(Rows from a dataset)
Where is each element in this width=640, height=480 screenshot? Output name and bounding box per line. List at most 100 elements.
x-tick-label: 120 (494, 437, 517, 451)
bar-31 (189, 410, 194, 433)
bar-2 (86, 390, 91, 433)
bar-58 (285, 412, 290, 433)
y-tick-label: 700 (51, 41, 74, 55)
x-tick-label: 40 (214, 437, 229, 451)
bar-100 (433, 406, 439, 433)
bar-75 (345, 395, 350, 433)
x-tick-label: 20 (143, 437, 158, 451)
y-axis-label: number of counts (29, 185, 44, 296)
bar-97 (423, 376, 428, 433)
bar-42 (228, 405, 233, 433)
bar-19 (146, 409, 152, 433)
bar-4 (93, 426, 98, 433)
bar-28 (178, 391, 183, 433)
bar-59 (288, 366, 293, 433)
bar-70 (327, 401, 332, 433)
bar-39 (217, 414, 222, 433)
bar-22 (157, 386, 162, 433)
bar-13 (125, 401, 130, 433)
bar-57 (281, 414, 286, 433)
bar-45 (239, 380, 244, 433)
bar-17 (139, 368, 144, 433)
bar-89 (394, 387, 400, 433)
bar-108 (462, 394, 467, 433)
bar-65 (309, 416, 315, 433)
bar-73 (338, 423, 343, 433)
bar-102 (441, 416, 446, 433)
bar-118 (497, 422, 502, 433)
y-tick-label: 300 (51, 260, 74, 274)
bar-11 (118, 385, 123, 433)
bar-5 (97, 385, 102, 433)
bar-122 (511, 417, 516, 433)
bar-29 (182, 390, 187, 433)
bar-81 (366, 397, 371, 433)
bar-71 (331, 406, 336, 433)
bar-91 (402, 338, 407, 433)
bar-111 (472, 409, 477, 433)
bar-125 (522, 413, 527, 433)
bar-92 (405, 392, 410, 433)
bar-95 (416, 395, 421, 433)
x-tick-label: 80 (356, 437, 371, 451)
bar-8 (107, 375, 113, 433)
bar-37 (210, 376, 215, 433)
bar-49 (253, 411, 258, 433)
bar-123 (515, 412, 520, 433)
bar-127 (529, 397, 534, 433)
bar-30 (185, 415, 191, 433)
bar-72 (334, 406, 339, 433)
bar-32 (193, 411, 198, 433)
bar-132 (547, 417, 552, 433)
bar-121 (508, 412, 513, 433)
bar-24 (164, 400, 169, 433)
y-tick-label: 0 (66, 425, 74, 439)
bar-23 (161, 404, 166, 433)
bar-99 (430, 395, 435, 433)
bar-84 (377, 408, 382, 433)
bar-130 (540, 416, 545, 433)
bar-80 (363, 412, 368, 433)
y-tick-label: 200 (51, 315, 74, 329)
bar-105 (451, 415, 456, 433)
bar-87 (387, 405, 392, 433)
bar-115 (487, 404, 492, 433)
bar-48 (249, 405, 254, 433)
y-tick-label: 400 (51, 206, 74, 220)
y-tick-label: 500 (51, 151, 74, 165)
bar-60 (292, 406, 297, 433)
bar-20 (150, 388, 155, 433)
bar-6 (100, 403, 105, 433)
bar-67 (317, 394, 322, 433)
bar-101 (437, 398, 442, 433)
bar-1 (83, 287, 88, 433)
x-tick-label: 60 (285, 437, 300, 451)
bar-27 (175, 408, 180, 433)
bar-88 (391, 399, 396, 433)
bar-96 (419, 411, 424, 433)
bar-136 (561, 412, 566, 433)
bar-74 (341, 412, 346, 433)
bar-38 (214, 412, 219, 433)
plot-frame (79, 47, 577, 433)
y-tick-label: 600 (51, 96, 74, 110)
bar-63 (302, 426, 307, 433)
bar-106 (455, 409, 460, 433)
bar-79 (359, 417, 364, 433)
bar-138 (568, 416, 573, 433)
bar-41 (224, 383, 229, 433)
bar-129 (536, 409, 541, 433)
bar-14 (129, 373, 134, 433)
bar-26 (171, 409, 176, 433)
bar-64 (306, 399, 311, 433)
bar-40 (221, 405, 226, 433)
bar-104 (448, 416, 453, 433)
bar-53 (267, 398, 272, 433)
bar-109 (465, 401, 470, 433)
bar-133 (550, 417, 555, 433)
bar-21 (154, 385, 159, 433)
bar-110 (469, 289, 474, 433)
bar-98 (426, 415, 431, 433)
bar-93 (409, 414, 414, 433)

■ **PROBLEM REQUIREMENTS**: Copy the entries word for word from the first line down through the line containing "bar-73 (338, 423, 343, 433)". Include both of those lines.

■ **REPLY TO THE EXERCISE**:
Where is each element in this width=640, height=480 screenshot? Output name and bounding box per line. List at most 100 elements.
x-tick-label: 120 (494, 437, 517, 451)
bar-31 (189, 410, 194, 433)
bar-2 (86, 390, 91, 433)
bar-58 (285, 412, 290, 433)
y-tick-label: 700 (51, 41, 74, 55)
x-tick-label: 40 (214, 437, 229, 451)
bar-100 (433, 406, 439, 433)
bar-75 (345, 395, 350, 433)
x-tick-label: 20 (143, 437, 158, 451)
y-axis-label: number of counts (29, 185, 44, 296)
bar-97 (423, 376, 428, 433)
bar-42 (228, 405, 233, 433)
bar-19 (146, 409, 152, 433)
bar-4 (93, 426, 98, 433)
bar-28 (178, 391, 183, 433)
bar-59 (288, 366, 293, 433)
bar-70 (327, 401, 332, 433)
bar-39 (217, 414, 222, 433)
bar-22 (157, 386, 162, 433)
bar-13 (125, 401, 130, 433)
bar-57 (281, 414, 286, 433)
bar-45 (239, 380, 244, 433)
bar-17 (139, 368, 144, 433)
bar-89 (394, 387, 400, 433)
bar-108 (462, 394, 467, 433)
bar-65 (309, 416, 315, 433)
bar-73 (338, 423, 343, 433)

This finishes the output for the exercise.